■ DESCRIPTION OF THE TASK ■
Output each entry that follows exactly. Images stay out.

■ INPUT FOR THIS TASK ■
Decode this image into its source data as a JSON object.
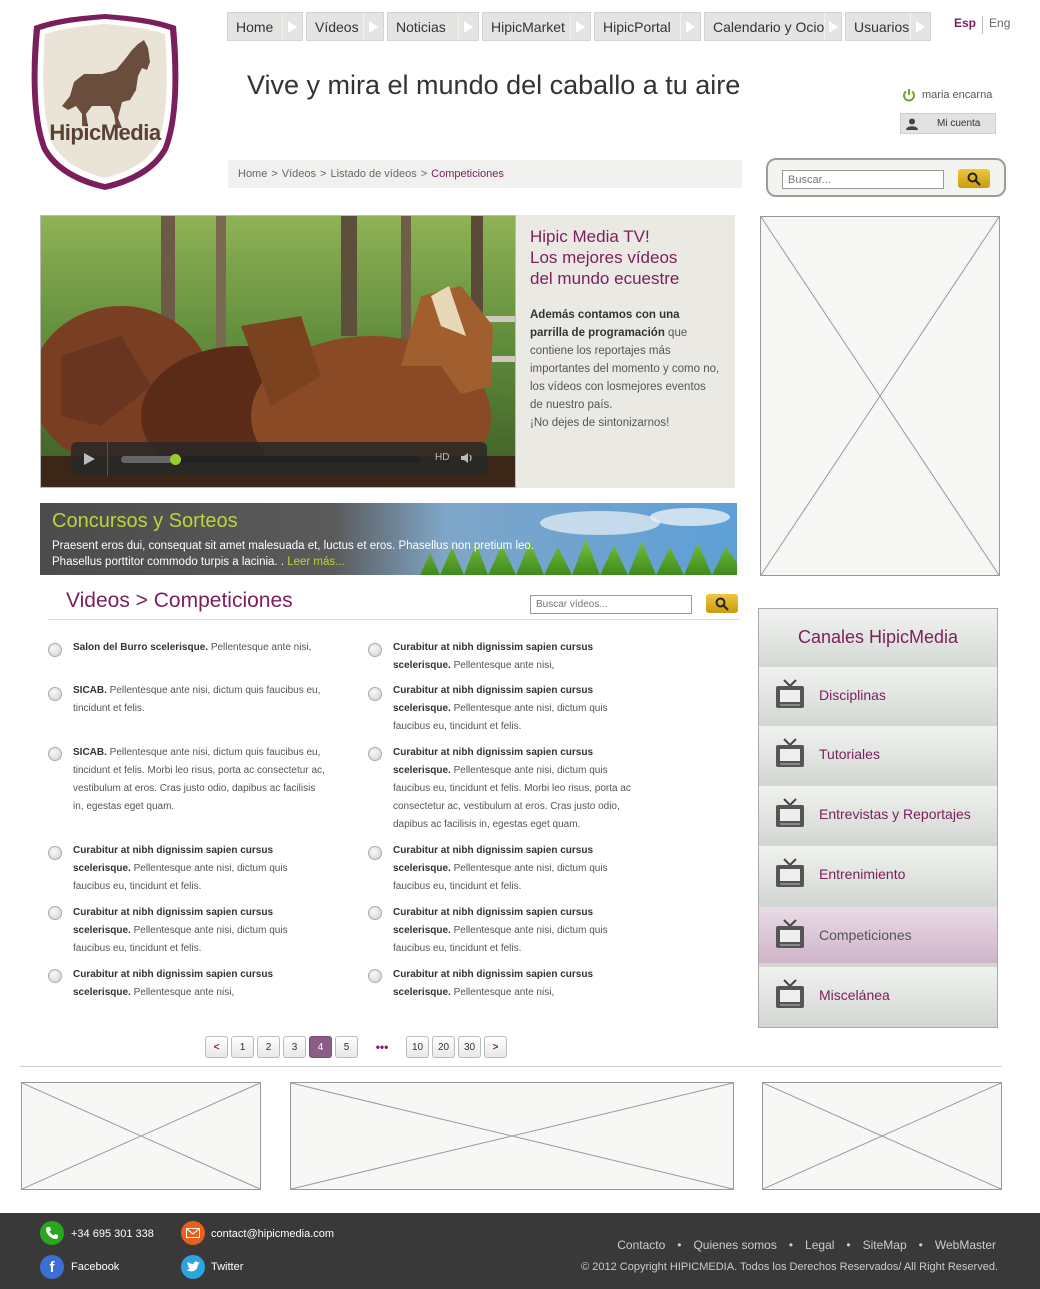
{
  "brand": {
    "name": "HipicMedia",
    "accent": "#7a1f5c"
  },
  "nav": {
    "items": [
      {
        "label": "Home"
      },
      {
        "label": "Vídeos"
      },
      {
        "label": "Noticias"
      },
      {
        "label": "HipicMarket"
      },
      {
        "label": "HipicPortal"
      },
      {
        "label": "Calendario y Ocio"
      },
      {
        "label": "Usuarios"
      }
    ]
  },
  "lang": {
    "esp": "Esp",
    "eng": "Eng"
  },
  "tagline": "Vive y mira el mundo del caballo a tu aire",
  "user": {
    "name": "maria encarna",
    "account_label": "Mi cuenta"
  },
  "breadcrumb": {
    "home": "Home",
    "sep": ">",
    "videos": "Vídeos",
    "list": "Listado de vídeos",
    "current": "Competiciones"
  },
  "search": {
    "placeholder": "Buscar..."
  },
  "video": {
    "hd": "HD",
    "progress": 0.18
  },
  "tv": {
    "title_1": "Hipic Media TV!",
    "title_2": "Los mejores vídeos",
    "title_3": "del mundo ecuestre",
    "bold": "Además contamos con una parrilla de programación",
    "text": " que contiene los reportajes más importantes del momento y como no, los vídeos con losmejores eventos de nuestro país.",
    "cta": "¡No dejes de sintonizarnos!"
  },
  "promo": {
    "title": "Concursos y Sorteos",
    "text": "Praesent eros dui, consequat sit amet malesuada et, luctus et eros. Phasellus non pretium leo. Phasellus porttitor commodo turpis a lacinia. . ",
    "more": "Leer más..."
  },
  "section": {
    "title": "Videos > Competiciones",
    "search_placeholder": "Buscar vídeos..."
  },
  "videos_left": [
    {
      "bold": "Salon del Burro scelerisque.",
      "text": " Pellentesque ante nisi,"
    },
    {
      "bold": "SICAB.",
      "text": " Pellentesque ante nisi, dictum quis faucibus eu, tincidunt et felis."
    },
    {
      "bold": "SICAB.",
      "text": " Pellentesque ante nisi, dictum quis faucibus eu, tincidunt et felis. Morbi leo risus, porta ac consectetur ac, vestibulum at eros. Cras justo odio, dapibus ac facilisis in, egestas eget quam."
    },
    {
      "bold": "Curabitur at nibh dignissim sapien cursus scelerisque.",
      "text": " Pellentesque ante nisi, dictum quis faucibus eu, tincidunt et felis."
    },
    {
      "bold": "Curabitur at nibh dignissim sapien cursus scelerisque.",
      "text": " Pellentesque ante nisi, dictum quis faucibus eu, tincidunt et felis."
    },
    {
      "bold": "Curabitur at nibh dignissim sapien cursus scelerisque.",
      "text": " Pellentesque ante nisi,"
    }
  ],
  "videos_right": [
    {
      "bold": "Curabitur at nibh dignissim sapien cursus scelerisque.",
      "text": " Pellentesque ante nisi,"
    },
    {
      "bold": "Curabitur at nibh dignissim sapien cursus scelerisque.",
      "text": " Pellentesque ante nisi, dictum quis faucibus eu, tincidunt et felis."
    },
    {
      "bold": "Curabitur at nibh dignissim sapien cursus scelerisque.",
      "text": " Pellentesque ante nisi, dictum quis faucibus eu, tincidunt et felis. Morbi leo risus, porta ac consectetur ac, vestibulum at eros. Cras justo odio, dapibus ac facilisis in, egestas eget quam."
    },
    {
      "bold": "Curabitur at nibh dignissim sapien cursus scelerisque.",
      "text": " Pellentesque ante nisi, dictum quis faucibus eu, tincidunt et felis."
    },
    {
      "bold": "Curabitur at nibh dignissim sapien cursus scelerisque.",
      "text": " Pellentesque ante nisi, dictum quis faucibus eu, tincidunt et felis."
    },
    {
      "bold": "Curabitur at nibh dignissim sapien cursus scelerisque.",
      "text": " Pellentesque ante nisi,"
    }
  ],
  "pager": {
    "prev": "<",
    "next": ">",
    "dots": "•••",
    "pages_a": [
      "1",
      "2",
      "3",
      "4",
      "5"
    ],
    "pages_b": [
      "10",
      "20",
      "30"
    ],
    "active": "4"
  },
  "channels": {
    "title": "Canales HipicMedia",
    "items": [
      {
        "label": "Disciplinas"
      },
      {
        "label": "Tutoriales"
      },
      {
        "label": "Entrevistas y Reportajes"
      },
      {
        "label": "Entrenimiento"
      },
      {
        "label": "Competiciones"
      },
      {
        "label": "Miscelánea"
      }
    ],
    "active": "Competiciones"
  },
  "footer": {
    "phone": "+34 695 301 338",
    "email": "contact@hipicmedia.com",
    "facebook": "Facebook",
    "twitter": "Twitter",
    "links": [
      "Contacto",
      "Quienes somos",
      "Legal",
      "SiteMap",
      "WebMaster"
    ],
    "link_sep": "•",
    "copyright": "© 2012 Copyright HIPICMEDIA. Todos los Derechos Reservados/ All Right Reserved."
  }
}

■ WORKED SOLUTION ■
Decode this image into its source data as a JSON object.
{
  "brand": {
    "name": "HipicMedia",
    "accent": "#7a1f5c"
  },
  "nav": {
    "items": [
      {
        "label": "Home"
      },
      {
        "label": "Vídeos"
      },
      {
        "label": "Noticias"
      },
      {
        "label": "HipicMarket"
      },
      {
        "label": "HipicPortal"
      },
      {
        "label": "Calendario y Ocio"
      },
      {
        "label": "Usuarios"
      }
    ]
  },
  "lang": {
    "esp": "Esp",
    "eng": "Eng"
  },
  "tagline": "Vive y mira el mundo del caballo a tu aire",
  "user": {
    "name": "maria encarna",
    "account_label": "Mi cuenta"
  },
  "breadcrumb": {
    "home": "Home",
    "sep": ">",
    "videos": "Vídeos",
    "list": "Listado de vídeos",
    "current": "Competiciones"
  },
  "search": {
    "placeholder": "Buscar..."
  },
  "video": {
    "hd": "HD",
    "progress": 0.18
  },
  "tv": {
    "title_1": "Hipic Media TV!",
    "title_2": "Los mejores vídeos",
    "title_3": "del mundo ecuestre",
    "bold": "Además contamos con una parrilla de programación",
    "text": " que contiene los reportajes más importantes del momento y como no, los vídeos con losmejores eventos de nuestro país.",
    "cta": "¡No dejes de sintonizarnos!"
  },
  "promo": {
    "title": "Concursos y Sorteos",
    "text": "Praesent eros dui, consequat sit amet malesuada et, luctus et eros. Phasellus non pretium leo. Phasellus porttitor commodo turpis a lacinia. . ",
    "more": "Leer más..."
  },
  "section": {
    "title": "Videos > Competiciones",
    "search_placeholder": "Buscar vídeos..."
  },
  "videos_left": [
    {
      "bold": "Salon del Burro scelerisque.",
      "text": " Pellentesque ante nisi,"
    },
    {
      "bold": "SICAB.",
      "text": " Pellentesque ante nisi, dictum quis faucibus eu, tincidunt et felis."
    },
    {
      "bold": "SICAB.",
      "text": " Pellentesque ante nisi, dictum quis faucibus eu, tincidunt et felis. Morbi leo risus, porta ac consectetur ac, vestibulum at eros. Cras justo odio, dapibus ac facilisis in, egestas eget quam."
    },
    {
      "bold": "Curabitur at nibh dignissim sapien cursus scelerisque.",
      "text": " Pellentesque ante nisi, dictum quis faucibus eu, tincidunt et felis."
    },
    {
      "bold": "Curabitur at nibh dignissim sapien cursus scelerisque.",
      "text": " Pellentesque ante nisi, dictum quis faucibus eu, tincidunt et felis."
    },
    {
      "bold": "Curabitur at nibh dignissim sapien cursus scelerisque.",
      "text": " Pellentesque ante nisi,"
    }
  ],
  "videos_right": [
    {
      "bold": "Curabitur at nibh dignissim sapien cursus scelerisque.",
      "text": " Pellentesque ante nisi,"
    },
    {
      "bold": "Curabitur at nibh dignissim sapien cursus scelerisque.",
      "text": " Pellentesque ante nisi, dictum quis faucibus eu, tincidunt et felis."
    },
    {
      "bold": "Curabitur at nibh dignissim sapien cursus scelerisque.",
      "text": " Pellentesque ante nisi, dictum quis faucibus eu, tincidunt et felis. Morbi leo risus, porta ac consectetur ac, vestibulum at eros. Cras justo odio, dapibus ac facilisis in, egestas eget quam."
    },
    {
      "bold": "Curabitur at nibh dignissim sapien cursus scelerisque.",
      "text": " Pellentesque ante nisi, dictum quis faucibus eu, tincidunt et felis."
    },
    {
      "bold": "Curabitur at nibh dignissim sapien cursus scelerisque.",
      "text": " Pellentesque ante nisi, dictum quis faucibus eu, tincidunt et felis."
    },
    {
      "bold": "Curabitur at nibh dignissim sapien cursus scelerisque.",
      "text": " Pellentesque ante nisi,"
    }
  ],
  "pager": {
    "prev": "<",
    "next": ">",
    "dots": "•••",
    "pages_a": [
      "1",
      "2",
      "3",
      "4",
      "5"
    ],
    "pages_b": [
      "10",
      "20",
      "30"
    ],
    "active": "4"
  },
  "channels": {
    "title": "Canales HipicMedia",
    "items": [
      {
        "label": "Disciplinas"
      },
      {
        "label": "Tutoriales"
      },
      {
        "label": "Entrevistas y Reportajes"
      },
      {
        "label": "Entrenimiento"
      },
      {
        "label": "Competiciones"
      },
      {
        "label": "Miscelánea"
      }
    ],
    "active": "Competiciones"
  },
  "footer": {
    "phone": "+34 695 301 338",
    "email": "contact@hipicmedia.com",
    "facebook": "Facebook",
    "twitter": "Twitter",
    "links": [
      "Contacto",
      "Quienes somos",
      "Legal",
      "SiteMap",
      "WebMaster"
    ],
    "link_sep": "•",
    "copyright": "© 2012 Copyright HIPICMEDIA. Todos los Derechos Reservados/ All Right Reserved."
  }
}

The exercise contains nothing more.